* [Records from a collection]
▼
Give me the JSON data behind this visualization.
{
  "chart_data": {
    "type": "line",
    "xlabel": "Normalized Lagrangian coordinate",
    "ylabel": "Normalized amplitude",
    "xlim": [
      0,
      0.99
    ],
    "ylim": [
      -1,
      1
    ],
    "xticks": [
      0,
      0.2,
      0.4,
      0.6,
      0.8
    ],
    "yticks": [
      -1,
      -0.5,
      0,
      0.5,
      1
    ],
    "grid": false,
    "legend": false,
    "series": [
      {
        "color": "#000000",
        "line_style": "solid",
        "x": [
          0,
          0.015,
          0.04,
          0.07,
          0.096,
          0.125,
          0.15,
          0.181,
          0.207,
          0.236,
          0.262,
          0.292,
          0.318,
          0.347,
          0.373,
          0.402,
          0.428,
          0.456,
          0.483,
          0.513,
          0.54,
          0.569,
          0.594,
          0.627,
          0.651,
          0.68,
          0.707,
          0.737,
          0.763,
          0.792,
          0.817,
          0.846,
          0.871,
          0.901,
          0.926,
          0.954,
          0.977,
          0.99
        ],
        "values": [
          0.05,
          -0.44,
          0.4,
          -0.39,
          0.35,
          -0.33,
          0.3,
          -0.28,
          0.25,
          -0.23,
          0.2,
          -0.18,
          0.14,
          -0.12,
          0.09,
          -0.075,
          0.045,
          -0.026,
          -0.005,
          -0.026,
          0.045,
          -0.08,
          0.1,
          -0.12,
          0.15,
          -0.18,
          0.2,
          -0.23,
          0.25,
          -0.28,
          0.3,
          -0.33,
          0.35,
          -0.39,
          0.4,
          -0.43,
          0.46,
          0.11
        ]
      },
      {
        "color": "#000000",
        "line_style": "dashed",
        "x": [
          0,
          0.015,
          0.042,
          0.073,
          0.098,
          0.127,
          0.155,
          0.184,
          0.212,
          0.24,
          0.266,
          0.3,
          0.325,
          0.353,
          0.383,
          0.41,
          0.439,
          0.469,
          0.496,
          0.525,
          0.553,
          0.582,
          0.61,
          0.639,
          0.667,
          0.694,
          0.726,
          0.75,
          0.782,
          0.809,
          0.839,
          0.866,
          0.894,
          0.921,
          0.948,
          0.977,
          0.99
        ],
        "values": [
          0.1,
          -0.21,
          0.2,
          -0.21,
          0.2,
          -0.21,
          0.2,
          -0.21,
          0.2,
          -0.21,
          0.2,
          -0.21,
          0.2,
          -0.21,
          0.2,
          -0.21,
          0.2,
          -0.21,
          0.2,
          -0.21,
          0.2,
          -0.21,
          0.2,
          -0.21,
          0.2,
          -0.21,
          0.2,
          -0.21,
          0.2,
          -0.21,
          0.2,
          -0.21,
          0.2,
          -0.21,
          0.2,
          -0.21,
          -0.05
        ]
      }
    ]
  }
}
▲
* [AIM OF THE TASK] Look through the data and gather every line with the string "Normalized" in it.

* [EXERCISE RESULT]
    "xlabel": "Normalized Lagrangian coordinate",
    "ylabel": "Normalized amplitude",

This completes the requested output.